[Dataset items]
+--
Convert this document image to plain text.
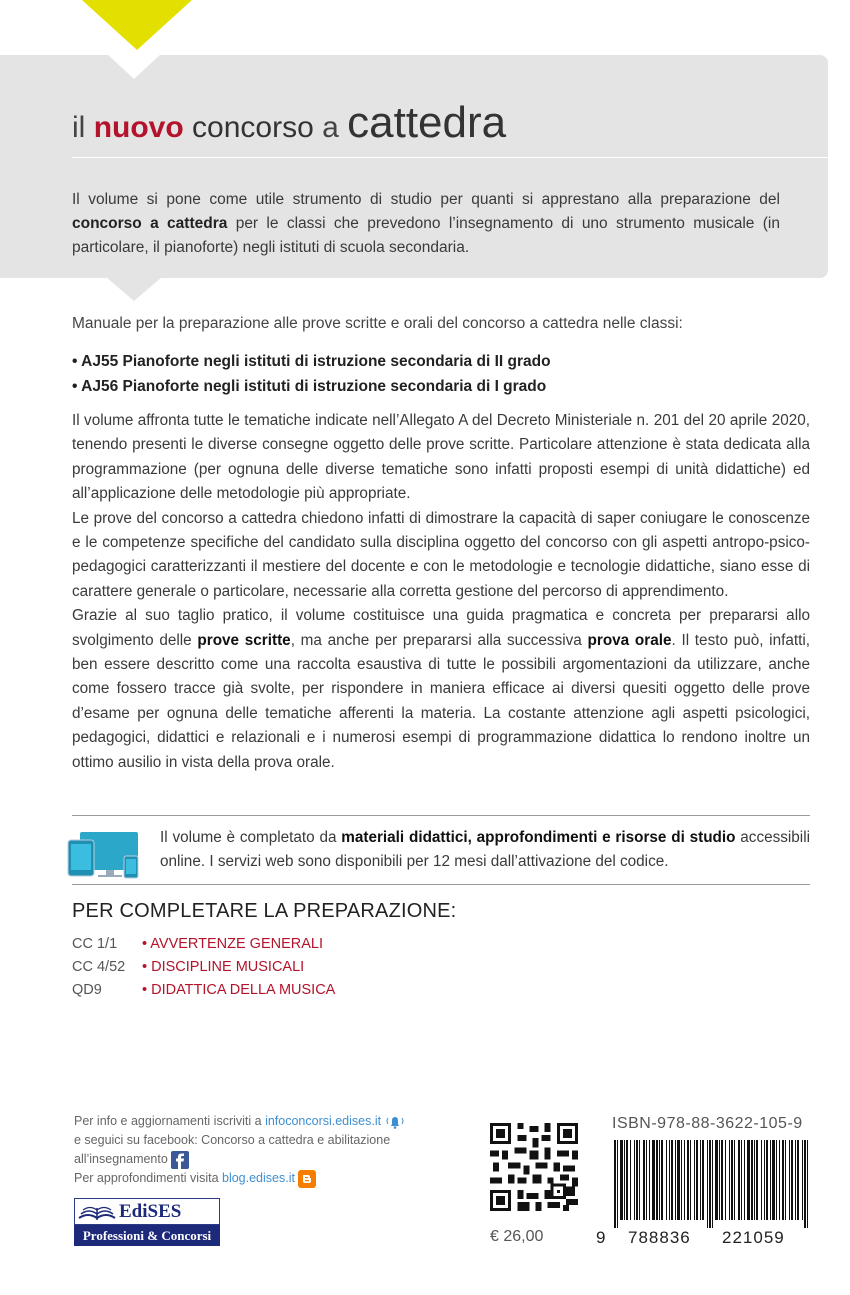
il nuovo concorso a cattedra
Il volume si pone come utile strumento di studio per quanti si apprestano alla preparazione del concorso a cattedra per le classi che prevedono l’insegnamento di uno strumento musicale (in particolare, il pianoforte) negli istituti di scuola secondaria.
Manuale per la preparazione alle prove scritte e orali del concorso a cattedra nelle classi:
• AJ55 Pianoforte negli istituti di istruzione secondaria di II grado
• AJ56 Pianoforte negli istituti di istruzione secondaria di I grado

Il volume affronta tutte le tematiche indicate nell’Allegato A del Decreto Ministeriale n. 201 del 20 aprile 2020, tenendo presenti le diverse consegne oggetto delle prove scritte. Particolare attenzione è stata dedicata alla programmazione (per ognuna delle diverse tematiche sono infatti proposti esempi di unità didattiche) ed all’applicazione delle metodologie più appropriate.

Le prove del concorso a cattedra chiedono infatti di dimostrare la capacità di saper coniugare le conoscenze e le competenze specifiche del candidato sulla disciplina oggetto del concorso con gli aspetti antropo-psico-pedagogici caratterizzanti il mestiere del docente e con le metodologie e tecnologie didattiche, siano esse di carattere generale o particolare, necessarie alla corretta gestione del percorso di apprendimento.

Grazie al suo taglio pratico, il volume costituisce una guida pragmatica e concreta per prepararsi allo svolgimento delle prove scritte, ma anche per prepararsi alla successiva prova orale. Il testo può, infatti, ben essere descritto come una raccolta esaustiva di tutte le possibili argomentazioni da utilizzare, anche come fossero tracce già svolte, per rispondere in maniera efficace ai diversi quesiti oggetto delle prove d’esame per ognuna delle tematiche afferenti la materia. La costante attenzione agli aspetti psicologici, pedagogici, didattici e relazionali e i numerosi esempi di programmazione didattica lo rendono inoltre un ottimo ausilio in vista della prova orale.

Il volume è completato da materiali didattici, approfondimenti e risorse di studio accessibili online. I servizi web sono disponibili per 12 mesi dall’attivazione del codice.
PER COMPLETARE LA PREPARAZIONE:
CC 1/1	• AVVERTENZE GENERALI
CC 4/52	• DISCIPLINE MUSICALI
QD9	• DIDATTICA DELLA MUSICA
Per info e aggiornamenti iscriviti a infoconcorsi.edises.it
e seguici su facebook: Concorso a cattedra e abilitazione
all’insegnamento
Per approfondimenti visita blog.edises.it
EdiSES
Professioni & Concorsi	€ 26,00
ISBN-978-88-3622-105-9
9 788836 221059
+--
Brief:
Return a copy of every line that includes the word "istruzione".

Correct result:
• AJ55 Pianoforte negli istituti di istruzione secondaria di II grado
• AJ56 Pianoforte negli istituti di istruzione secondaria di I grado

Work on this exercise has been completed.